▶ SHORT PROBLEM
Transcribe, line for line, everything in the entries from the first line down to the line containing "y-tick-label: 25.6: [155, 364, 288, 448]", including both.

++++ INPUT DATA ++++

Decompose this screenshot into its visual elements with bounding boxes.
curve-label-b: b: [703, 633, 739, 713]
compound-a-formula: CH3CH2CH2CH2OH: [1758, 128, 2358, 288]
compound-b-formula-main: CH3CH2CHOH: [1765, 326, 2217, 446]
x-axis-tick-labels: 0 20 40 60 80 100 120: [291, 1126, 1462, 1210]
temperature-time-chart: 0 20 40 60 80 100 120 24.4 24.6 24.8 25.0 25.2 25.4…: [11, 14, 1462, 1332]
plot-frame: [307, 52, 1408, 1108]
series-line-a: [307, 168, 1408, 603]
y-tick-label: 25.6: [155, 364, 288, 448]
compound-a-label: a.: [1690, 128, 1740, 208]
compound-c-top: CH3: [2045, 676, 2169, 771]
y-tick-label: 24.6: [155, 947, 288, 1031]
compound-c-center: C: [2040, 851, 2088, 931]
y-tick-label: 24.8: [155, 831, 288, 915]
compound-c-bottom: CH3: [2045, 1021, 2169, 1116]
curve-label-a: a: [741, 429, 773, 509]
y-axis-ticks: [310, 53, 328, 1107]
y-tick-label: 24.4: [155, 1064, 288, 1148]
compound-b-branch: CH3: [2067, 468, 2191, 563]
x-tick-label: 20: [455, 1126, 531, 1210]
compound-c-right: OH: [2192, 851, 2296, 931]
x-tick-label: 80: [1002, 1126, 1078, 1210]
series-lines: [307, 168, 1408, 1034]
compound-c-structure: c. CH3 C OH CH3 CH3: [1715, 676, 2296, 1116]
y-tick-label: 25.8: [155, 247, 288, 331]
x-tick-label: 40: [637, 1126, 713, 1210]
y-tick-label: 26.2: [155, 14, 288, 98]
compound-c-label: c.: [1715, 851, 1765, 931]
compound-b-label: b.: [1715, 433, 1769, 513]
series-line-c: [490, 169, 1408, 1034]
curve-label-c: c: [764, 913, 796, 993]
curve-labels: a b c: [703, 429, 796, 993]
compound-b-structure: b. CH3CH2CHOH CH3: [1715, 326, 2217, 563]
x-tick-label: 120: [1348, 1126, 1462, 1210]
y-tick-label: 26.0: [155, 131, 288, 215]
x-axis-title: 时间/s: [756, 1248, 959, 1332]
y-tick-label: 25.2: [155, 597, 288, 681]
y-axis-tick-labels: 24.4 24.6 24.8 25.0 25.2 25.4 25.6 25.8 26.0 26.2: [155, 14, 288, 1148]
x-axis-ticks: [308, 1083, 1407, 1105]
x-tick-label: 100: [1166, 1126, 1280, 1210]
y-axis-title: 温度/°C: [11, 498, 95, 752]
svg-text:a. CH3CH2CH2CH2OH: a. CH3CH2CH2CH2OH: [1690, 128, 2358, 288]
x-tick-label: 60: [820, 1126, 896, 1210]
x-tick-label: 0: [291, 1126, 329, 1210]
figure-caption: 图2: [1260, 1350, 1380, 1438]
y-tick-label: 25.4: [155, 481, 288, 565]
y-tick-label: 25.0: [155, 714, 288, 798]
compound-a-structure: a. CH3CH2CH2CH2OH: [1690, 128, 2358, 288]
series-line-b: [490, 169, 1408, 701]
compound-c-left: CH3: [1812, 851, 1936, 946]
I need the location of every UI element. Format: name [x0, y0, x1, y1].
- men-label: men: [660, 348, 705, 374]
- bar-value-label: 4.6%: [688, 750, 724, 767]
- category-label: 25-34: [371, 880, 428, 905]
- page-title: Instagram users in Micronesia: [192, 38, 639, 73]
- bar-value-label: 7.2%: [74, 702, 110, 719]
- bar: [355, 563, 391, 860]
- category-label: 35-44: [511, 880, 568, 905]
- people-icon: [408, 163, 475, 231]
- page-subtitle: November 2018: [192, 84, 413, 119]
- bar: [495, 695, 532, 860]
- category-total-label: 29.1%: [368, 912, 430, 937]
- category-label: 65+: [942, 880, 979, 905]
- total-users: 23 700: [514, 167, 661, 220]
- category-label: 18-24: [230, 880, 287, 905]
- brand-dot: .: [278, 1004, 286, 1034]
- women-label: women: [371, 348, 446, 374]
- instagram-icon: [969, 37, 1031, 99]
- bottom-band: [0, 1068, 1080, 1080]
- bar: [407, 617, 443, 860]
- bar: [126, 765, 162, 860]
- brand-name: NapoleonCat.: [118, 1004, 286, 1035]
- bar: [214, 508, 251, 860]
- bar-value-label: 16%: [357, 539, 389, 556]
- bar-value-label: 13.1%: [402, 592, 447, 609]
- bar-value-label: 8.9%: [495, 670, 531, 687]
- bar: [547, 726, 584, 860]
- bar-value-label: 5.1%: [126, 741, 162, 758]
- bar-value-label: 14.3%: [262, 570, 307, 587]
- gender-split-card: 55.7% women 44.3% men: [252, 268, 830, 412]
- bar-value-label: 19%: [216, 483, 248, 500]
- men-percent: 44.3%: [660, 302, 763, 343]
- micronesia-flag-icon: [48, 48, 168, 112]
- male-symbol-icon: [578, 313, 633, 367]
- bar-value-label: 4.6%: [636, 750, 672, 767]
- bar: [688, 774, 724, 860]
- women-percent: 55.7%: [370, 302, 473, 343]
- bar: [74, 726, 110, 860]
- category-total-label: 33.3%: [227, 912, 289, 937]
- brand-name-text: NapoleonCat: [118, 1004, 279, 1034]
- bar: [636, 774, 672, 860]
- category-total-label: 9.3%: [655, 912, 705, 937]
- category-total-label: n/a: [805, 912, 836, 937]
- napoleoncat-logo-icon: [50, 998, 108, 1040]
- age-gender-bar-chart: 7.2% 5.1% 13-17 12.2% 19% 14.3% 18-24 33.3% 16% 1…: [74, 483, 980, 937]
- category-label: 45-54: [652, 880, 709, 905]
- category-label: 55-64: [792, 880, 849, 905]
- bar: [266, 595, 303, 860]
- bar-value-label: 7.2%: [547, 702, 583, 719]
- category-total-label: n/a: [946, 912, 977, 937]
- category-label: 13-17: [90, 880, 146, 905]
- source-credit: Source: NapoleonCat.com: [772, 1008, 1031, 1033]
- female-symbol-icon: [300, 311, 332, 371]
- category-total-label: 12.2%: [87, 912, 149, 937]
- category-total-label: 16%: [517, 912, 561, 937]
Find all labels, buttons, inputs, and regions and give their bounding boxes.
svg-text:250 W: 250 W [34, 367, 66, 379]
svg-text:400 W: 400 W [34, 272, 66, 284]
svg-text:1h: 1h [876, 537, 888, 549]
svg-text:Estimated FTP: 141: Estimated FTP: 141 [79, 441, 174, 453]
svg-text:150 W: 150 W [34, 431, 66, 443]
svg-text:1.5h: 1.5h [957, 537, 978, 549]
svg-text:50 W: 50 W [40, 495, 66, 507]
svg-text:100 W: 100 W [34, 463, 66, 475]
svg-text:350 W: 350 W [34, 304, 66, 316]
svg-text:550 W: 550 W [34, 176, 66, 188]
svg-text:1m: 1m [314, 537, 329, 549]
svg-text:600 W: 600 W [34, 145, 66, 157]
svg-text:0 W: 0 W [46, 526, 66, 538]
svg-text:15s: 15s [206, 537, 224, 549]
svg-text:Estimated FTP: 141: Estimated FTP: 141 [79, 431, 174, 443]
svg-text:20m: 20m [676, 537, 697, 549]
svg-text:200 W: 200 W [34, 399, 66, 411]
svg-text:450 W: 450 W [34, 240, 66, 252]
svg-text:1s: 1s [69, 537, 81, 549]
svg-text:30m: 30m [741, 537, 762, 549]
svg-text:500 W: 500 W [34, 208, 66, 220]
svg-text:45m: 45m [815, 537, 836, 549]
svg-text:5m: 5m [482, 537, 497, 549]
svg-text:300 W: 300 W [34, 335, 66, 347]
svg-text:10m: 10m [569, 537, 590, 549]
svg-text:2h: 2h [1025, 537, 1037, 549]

++++

▶ EXERCISE ANSWER
Decompose this screenshot into its visual elements with bounding boxes.
curve-label-b: b: [703, 633, 739, 713]
compound-a-formula: CH3CH2CH2CH2OH: [1758, 128, 2358, 288]
compound-b-formula-main: CH3CH2CHOH: [1765, 326, 2217, 446]
x-axis-tick-labels: 0 20 40 60 80 100 120: [291, 1126, 1462, 1210]
temperature-time-chart: 0 20 40 60 80 100 120 24.4 24.6 24.8 25.0 25.2 25.4…: [11, 14, 1462, 1332]
plot-frame: [307, 52, 1408, 1108]
series-line-a: [307, 168, 1408, 603]
y-tick-label: 25.6: [155, 364, 288, 448]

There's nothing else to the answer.